> HOW TO COMPLETE THIS TASK: Count how many lines below contain the word "should", then give that number alone.

*** DATA TO PROCESS ***

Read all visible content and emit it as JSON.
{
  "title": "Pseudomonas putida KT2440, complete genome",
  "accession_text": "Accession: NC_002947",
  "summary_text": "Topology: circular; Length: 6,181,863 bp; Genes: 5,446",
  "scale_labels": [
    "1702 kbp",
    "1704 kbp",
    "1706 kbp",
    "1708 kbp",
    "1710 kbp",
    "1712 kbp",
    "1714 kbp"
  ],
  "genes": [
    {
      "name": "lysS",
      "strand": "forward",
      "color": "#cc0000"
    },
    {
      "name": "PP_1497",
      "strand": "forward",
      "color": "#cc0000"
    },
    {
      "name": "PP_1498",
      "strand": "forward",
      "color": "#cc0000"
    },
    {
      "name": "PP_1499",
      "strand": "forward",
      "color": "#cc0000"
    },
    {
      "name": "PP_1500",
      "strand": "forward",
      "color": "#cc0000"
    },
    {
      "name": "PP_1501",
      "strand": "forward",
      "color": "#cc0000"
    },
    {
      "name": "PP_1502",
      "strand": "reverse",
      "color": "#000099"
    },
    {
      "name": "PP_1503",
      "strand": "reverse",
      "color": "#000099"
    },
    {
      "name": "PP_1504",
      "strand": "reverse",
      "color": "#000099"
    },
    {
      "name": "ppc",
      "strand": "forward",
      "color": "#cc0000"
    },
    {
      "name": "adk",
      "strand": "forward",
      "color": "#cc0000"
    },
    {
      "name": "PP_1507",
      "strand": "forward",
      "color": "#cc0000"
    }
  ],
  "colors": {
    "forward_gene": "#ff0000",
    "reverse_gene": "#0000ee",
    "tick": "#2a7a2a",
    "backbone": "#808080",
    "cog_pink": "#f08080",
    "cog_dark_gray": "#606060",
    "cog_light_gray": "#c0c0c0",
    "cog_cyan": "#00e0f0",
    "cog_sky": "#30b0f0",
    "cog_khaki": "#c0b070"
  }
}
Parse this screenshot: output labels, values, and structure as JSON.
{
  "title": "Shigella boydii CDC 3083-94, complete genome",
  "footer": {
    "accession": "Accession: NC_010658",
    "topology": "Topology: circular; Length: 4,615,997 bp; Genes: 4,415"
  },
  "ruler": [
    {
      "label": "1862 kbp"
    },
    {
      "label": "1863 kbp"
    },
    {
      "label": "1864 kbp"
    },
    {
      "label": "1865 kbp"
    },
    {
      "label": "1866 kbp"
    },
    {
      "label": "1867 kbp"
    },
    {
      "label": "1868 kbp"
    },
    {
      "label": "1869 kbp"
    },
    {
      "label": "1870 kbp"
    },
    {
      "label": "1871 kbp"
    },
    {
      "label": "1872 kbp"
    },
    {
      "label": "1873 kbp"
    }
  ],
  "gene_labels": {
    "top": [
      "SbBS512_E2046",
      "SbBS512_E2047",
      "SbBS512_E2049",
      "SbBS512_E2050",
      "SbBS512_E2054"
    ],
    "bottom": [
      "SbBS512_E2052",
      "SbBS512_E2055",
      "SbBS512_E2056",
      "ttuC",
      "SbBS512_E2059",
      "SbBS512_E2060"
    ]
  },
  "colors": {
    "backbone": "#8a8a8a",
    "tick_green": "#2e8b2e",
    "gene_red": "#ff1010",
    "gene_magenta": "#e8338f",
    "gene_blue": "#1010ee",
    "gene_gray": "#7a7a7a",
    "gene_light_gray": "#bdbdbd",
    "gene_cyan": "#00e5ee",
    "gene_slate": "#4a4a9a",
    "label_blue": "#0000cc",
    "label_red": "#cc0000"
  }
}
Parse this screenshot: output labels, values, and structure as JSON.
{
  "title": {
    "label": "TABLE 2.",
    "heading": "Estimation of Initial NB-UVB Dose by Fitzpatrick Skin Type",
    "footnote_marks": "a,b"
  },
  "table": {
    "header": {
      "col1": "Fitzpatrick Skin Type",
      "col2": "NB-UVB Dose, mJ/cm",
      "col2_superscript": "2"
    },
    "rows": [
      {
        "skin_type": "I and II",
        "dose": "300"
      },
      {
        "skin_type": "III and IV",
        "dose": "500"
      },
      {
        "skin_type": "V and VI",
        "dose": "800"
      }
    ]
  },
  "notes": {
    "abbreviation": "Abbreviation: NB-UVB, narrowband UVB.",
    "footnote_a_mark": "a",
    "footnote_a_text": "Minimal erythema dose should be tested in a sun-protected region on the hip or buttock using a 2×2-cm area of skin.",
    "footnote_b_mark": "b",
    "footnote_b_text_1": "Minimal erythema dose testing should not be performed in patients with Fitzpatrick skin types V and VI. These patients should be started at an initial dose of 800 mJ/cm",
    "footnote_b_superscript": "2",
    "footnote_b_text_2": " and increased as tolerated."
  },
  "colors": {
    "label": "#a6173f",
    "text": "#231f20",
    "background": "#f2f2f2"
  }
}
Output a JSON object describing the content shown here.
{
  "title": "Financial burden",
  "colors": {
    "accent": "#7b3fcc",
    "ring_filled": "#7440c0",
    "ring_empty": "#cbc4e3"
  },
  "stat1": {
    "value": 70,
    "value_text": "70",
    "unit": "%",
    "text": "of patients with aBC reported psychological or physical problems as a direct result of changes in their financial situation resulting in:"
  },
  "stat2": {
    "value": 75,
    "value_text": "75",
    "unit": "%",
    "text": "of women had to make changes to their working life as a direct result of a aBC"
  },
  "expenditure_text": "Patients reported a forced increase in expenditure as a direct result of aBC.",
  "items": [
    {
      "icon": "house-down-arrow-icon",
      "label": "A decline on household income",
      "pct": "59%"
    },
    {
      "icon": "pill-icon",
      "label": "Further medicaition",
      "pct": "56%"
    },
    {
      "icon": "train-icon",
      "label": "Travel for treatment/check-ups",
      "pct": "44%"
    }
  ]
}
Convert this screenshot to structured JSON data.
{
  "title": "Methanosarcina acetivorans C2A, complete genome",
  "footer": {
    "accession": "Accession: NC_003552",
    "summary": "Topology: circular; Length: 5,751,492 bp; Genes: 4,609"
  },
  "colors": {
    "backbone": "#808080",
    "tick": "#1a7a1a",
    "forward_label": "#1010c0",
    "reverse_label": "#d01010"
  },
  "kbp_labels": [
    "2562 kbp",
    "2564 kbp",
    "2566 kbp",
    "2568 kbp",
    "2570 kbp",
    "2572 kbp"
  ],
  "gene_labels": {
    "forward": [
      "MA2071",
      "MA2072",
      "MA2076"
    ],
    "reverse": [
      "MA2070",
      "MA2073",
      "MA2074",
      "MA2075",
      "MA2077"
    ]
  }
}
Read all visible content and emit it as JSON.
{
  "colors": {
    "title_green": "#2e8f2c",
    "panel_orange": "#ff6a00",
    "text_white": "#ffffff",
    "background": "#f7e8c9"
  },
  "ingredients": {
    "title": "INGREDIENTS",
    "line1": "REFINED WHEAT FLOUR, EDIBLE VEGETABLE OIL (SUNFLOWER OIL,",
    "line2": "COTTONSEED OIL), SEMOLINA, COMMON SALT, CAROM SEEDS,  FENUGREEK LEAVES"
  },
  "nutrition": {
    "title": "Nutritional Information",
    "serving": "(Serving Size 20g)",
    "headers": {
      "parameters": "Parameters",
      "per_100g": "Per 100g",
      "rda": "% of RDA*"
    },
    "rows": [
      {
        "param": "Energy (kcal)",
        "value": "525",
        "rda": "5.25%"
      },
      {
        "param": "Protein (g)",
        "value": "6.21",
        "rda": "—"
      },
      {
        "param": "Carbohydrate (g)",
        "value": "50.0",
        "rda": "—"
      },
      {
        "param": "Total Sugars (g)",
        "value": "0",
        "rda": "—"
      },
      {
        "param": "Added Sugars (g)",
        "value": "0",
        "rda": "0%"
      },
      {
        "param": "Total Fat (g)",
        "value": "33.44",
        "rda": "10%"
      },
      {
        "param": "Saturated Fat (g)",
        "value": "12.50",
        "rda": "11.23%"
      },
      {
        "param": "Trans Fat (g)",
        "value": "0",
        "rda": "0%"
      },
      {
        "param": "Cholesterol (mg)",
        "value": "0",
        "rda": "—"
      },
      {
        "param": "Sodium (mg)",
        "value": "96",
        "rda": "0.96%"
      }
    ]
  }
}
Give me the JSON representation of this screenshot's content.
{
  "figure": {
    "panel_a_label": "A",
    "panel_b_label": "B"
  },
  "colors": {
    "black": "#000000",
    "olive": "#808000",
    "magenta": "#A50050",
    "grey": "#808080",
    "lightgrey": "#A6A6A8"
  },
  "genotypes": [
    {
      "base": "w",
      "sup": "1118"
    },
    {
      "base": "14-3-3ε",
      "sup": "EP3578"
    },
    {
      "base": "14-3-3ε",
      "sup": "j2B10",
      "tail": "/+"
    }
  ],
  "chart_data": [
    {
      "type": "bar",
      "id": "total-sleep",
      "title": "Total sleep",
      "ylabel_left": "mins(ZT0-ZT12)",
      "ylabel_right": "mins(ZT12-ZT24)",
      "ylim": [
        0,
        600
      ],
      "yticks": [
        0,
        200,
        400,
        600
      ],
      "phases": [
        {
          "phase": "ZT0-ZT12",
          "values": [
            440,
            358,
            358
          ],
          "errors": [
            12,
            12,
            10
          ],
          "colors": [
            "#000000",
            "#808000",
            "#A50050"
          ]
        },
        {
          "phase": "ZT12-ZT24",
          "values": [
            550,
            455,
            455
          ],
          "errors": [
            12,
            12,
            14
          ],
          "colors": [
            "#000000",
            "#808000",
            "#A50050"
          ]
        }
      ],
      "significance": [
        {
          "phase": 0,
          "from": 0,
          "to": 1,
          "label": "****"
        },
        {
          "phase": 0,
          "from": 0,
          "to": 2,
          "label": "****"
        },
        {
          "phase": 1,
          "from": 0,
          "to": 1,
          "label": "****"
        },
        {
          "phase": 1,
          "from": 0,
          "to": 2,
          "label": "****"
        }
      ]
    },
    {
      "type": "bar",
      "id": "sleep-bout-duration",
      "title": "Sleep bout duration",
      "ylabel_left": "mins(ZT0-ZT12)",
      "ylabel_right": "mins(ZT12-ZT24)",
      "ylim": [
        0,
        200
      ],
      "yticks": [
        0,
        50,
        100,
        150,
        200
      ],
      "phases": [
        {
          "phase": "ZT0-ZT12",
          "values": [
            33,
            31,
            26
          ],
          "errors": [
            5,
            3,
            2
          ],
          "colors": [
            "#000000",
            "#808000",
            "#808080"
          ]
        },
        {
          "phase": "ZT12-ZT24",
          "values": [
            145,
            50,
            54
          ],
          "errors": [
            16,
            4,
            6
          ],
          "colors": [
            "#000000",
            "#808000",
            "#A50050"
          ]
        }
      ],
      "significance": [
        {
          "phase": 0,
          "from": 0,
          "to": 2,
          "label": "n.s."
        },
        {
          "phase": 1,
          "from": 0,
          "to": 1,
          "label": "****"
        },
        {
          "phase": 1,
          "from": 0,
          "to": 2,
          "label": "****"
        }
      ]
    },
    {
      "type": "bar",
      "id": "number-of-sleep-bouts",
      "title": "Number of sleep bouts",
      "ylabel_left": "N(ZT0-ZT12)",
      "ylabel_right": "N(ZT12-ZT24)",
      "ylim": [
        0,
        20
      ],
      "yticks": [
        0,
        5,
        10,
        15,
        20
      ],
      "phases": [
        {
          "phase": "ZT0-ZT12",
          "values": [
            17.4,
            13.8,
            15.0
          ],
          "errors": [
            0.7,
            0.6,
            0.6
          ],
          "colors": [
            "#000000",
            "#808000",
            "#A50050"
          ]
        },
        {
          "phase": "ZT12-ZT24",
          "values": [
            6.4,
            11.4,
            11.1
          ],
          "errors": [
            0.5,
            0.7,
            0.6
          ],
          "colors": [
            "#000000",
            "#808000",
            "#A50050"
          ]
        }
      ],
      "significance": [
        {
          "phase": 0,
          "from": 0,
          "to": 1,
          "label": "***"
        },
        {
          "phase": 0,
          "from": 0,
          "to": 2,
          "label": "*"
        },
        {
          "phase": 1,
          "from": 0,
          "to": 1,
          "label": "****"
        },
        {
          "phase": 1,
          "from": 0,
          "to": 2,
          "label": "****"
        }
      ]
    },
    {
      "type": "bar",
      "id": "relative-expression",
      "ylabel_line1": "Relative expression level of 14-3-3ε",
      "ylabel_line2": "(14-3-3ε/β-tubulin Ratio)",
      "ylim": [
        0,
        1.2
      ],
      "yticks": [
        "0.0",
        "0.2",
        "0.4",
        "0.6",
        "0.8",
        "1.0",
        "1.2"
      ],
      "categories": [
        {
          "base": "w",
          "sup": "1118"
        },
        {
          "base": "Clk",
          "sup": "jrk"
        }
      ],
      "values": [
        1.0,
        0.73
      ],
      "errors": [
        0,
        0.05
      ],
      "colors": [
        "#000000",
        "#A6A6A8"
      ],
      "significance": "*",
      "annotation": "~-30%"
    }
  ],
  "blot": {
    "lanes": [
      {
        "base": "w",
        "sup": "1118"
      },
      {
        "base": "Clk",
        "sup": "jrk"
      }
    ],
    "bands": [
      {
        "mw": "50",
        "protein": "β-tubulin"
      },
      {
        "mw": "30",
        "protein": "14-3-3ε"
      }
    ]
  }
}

***

> SOLUTION TO THIS EXERCISE: 2